*** Information provided ***
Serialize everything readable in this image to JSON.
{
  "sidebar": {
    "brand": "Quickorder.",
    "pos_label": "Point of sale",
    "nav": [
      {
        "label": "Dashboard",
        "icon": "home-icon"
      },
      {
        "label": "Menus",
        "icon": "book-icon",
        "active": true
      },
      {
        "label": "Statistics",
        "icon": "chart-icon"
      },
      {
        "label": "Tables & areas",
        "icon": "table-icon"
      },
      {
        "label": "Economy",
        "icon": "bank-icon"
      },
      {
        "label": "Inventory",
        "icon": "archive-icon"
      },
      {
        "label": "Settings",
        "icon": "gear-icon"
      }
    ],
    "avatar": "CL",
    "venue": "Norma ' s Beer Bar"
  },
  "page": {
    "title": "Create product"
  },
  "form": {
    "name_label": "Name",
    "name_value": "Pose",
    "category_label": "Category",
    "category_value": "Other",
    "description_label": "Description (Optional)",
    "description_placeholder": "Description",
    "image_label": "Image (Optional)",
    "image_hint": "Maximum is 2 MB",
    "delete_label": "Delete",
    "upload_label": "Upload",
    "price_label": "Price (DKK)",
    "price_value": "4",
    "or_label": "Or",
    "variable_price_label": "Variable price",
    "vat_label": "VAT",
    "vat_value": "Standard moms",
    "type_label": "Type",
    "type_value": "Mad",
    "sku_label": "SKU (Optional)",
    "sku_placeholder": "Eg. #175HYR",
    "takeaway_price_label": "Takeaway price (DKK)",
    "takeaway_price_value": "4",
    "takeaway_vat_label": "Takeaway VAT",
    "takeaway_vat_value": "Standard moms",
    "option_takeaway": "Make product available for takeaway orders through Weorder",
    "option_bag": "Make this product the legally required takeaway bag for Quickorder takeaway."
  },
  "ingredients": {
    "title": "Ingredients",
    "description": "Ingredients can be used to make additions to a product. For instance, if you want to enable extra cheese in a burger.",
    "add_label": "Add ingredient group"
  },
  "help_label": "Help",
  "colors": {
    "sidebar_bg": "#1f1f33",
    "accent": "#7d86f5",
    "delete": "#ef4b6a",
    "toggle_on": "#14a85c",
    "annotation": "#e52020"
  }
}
***
**Your objective:**
Collect the lines of the data that carry the word "Standard".

**Reply to the task:**
    "vat_value": "Standard moms",
    "takeaway_vat_value": "Standard moms",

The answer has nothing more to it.